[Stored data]

— BEGIN —

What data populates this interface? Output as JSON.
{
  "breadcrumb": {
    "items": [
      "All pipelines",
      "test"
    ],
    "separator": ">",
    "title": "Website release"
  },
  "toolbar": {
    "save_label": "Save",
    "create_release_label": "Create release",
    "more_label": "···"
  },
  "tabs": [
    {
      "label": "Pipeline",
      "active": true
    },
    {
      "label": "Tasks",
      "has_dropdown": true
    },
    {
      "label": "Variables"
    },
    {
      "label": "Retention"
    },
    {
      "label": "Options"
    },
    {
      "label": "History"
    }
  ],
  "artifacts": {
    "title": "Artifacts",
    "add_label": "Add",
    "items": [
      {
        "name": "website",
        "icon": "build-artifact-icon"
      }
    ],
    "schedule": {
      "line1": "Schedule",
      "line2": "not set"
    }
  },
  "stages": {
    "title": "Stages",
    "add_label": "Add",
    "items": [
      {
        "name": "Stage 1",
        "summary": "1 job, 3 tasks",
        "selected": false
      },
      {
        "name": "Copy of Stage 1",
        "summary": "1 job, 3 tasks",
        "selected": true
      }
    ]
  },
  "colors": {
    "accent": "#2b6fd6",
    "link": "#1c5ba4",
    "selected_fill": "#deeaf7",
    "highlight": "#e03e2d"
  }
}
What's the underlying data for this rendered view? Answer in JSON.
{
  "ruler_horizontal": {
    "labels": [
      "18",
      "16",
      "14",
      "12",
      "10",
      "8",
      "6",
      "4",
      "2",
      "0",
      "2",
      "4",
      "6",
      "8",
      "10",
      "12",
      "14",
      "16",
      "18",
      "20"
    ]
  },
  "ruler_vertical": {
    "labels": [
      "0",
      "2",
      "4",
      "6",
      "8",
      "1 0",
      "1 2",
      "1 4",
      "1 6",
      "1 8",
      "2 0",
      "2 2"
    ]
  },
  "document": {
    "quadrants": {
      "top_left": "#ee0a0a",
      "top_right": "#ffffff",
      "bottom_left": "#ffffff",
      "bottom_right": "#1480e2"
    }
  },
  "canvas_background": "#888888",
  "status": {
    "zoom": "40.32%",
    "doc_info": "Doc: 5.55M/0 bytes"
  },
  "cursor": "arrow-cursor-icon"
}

— END —

Report how many lines in the data contain the word "true", with no words besides the number.

3